→ Task statement: Using the material below, copy every line where "Years" appears.

:: Raw records

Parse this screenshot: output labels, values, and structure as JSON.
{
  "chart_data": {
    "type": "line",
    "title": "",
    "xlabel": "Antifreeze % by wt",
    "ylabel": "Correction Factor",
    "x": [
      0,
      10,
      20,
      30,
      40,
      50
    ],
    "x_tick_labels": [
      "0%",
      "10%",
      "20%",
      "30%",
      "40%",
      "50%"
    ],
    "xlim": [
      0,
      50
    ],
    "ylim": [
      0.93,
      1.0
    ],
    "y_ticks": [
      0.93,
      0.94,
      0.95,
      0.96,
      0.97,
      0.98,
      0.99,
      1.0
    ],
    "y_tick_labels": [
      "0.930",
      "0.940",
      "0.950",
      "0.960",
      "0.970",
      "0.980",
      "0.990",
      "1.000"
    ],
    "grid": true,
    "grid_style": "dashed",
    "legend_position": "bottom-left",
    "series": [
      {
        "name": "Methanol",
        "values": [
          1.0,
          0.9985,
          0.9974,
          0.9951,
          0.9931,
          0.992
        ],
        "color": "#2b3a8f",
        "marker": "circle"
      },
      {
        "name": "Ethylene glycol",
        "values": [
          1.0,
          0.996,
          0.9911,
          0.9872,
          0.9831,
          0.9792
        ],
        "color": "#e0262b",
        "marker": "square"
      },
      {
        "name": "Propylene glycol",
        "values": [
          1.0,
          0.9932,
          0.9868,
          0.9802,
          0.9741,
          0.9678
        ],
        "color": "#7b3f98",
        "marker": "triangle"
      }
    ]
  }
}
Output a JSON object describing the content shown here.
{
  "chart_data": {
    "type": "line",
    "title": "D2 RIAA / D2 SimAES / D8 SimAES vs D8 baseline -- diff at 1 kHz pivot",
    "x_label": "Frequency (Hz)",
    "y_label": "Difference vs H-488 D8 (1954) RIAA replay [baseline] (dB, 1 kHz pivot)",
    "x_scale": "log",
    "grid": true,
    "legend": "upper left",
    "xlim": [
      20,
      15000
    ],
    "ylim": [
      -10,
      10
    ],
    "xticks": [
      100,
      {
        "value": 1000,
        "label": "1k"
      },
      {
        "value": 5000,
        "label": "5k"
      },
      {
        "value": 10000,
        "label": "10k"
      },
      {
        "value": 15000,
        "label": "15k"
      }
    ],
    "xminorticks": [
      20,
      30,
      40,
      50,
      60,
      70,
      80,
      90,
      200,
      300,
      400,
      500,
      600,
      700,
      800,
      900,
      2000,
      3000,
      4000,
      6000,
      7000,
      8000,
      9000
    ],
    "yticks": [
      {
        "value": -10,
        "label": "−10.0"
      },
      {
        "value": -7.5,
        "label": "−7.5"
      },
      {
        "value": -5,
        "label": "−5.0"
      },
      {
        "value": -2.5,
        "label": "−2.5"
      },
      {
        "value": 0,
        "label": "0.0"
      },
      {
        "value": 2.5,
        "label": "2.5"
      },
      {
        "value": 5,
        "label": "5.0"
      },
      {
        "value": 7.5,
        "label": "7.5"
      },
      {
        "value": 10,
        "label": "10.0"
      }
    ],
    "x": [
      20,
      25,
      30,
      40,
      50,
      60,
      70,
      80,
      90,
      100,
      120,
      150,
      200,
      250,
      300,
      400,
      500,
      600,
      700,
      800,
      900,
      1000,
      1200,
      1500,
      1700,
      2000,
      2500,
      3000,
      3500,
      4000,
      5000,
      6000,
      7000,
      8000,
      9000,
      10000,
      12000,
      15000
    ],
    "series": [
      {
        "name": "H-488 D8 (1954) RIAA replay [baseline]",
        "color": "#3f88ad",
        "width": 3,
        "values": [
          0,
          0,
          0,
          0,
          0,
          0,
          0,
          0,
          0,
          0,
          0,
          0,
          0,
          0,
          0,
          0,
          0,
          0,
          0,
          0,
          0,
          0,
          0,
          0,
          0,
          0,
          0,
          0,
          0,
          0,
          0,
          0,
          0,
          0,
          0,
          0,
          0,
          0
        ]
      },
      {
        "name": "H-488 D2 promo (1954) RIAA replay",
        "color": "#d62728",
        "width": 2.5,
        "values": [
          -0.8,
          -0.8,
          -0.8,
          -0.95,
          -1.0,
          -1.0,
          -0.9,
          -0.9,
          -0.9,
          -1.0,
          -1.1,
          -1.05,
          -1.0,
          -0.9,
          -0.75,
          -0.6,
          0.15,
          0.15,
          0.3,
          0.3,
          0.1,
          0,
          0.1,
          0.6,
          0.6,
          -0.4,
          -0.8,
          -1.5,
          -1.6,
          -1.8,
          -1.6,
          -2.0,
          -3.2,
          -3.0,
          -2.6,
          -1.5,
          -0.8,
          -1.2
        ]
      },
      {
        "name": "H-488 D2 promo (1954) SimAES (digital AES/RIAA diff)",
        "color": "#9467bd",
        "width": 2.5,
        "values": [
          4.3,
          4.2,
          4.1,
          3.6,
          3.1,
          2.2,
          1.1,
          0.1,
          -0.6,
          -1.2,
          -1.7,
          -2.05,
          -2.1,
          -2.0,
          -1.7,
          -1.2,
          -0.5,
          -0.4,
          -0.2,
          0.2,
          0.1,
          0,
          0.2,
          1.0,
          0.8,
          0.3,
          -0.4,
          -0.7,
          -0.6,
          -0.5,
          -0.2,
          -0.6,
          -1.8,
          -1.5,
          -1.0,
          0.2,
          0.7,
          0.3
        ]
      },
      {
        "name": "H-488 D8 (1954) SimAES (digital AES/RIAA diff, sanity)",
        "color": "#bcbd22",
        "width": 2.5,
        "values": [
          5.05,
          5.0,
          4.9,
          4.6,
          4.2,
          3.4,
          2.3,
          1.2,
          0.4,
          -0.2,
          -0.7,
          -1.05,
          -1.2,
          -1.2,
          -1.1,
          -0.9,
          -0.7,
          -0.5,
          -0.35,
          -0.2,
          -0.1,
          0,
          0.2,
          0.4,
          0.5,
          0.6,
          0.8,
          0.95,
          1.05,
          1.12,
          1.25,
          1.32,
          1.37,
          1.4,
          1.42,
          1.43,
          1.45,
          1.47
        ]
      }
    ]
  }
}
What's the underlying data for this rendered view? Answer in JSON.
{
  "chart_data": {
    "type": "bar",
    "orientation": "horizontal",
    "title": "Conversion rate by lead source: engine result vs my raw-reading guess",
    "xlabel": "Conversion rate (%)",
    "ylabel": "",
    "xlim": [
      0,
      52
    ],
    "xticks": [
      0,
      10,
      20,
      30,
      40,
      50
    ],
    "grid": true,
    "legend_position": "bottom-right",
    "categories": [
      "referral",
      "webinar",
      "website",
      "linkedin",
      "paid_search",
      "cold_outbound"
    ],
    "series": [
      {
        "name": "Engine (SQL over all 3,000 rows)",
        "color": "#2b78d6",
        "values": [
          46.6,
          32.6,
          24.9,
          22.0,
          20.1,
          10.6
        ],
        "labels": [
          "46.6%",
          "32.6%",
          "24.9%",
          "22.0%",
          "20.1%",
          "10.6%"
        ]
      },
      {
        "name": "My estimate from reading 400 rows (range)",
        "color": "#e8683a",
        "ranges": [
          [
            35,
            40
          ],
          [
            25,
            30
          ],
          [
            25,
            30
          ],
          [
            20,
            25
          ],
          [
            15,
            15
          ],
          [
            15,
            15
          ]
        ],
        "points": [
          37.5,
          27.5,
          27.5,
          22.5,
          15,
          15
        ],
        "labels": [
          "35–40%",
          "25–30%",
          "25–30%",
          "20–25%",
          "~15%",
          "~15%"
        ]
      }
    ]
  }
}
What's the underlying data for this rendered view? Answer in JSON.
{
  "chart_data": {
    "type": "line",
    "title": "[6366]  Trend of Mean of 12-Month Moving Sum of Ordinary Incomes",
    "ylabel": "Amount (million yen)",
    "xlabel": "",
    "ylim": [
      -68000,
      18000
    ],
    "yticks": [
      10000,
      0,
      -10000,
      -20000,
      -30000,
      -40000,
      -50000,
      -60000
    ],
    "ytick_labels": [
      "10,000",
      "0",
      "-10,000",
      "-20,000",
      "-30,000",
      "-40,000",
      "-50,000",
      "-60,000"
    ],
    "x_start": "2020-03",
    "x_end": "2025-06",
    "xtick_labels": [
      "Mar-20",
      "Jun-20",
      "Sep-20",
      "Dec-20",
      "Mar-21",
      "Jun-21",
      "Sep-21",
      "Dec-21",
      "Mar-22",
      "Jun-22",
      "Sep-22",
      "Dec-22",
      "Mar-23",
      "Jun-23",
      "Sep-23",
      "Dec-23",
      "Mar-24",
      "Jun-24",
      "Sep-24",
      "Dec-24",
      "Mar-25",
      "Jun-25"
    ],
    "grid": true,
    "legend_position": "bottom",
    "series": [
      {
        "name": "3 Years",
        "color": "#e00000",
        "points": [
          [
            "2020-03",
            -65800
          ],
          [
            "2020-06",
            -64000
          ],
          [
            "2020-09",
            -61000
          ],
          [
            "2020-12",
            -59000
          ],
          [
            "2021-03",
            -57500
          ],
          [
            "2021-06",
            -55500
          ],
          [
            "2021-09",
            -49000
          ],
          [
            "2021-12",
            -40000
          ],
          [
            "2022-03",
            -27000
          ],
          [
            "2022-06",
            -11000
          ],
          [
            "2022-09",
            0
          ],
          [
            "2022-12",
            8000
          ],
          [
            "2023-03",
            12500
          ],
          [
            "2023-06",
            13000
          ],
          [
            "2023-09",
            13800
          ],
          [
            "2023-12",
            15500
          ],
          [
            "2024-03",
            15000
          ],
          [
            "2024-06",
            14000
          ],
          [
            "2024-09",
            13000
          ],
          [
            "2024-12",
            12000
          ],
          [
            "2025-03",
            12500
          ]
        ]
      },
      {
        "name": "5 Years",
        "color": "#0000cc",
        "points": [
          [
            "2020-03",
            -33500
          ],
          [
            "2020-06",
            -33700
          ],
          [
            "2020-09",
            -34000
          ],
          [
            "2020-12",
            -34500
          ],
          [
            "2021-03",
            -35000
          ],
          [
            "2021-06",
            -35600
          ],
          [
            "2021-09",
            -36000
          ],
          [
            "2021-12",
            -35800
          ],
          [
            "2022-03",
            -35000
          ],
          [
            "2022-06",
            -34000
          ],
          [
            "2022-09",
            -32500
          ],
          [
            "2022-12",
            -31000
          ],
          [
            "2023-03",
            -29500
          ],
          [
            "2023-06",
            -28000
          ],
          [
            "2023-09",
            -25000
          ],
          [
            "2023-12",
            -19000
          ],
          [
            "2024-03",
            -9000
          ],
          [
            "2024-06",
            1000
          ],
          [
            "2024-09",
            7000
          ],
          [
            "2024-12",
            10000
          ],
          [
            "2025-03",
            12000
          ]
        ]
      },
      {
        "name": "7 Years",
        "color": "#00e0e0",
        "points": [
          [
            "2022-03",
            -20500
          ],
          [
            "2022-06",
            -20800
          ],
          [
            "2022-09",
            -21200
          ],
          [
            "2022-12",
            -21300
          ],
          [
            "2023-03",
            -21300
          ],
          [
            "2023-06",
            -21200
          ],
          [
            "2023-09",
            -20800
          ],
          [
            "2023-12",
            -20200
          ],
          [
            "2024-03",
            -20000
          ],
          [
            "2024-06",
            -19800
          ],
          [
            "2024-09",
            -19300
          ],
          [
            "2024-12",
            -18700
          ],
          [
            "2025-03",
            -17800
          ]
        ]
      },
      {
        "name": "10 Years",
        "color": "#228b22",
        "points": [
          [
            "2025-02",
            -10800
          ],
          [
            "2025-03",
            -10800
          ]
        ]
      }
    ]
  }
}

::::

→ Answer for this exercise:
        "name": "3 Years",
        "name": "5 Years",
        "name": "7 Years",
        "name": "10 Years",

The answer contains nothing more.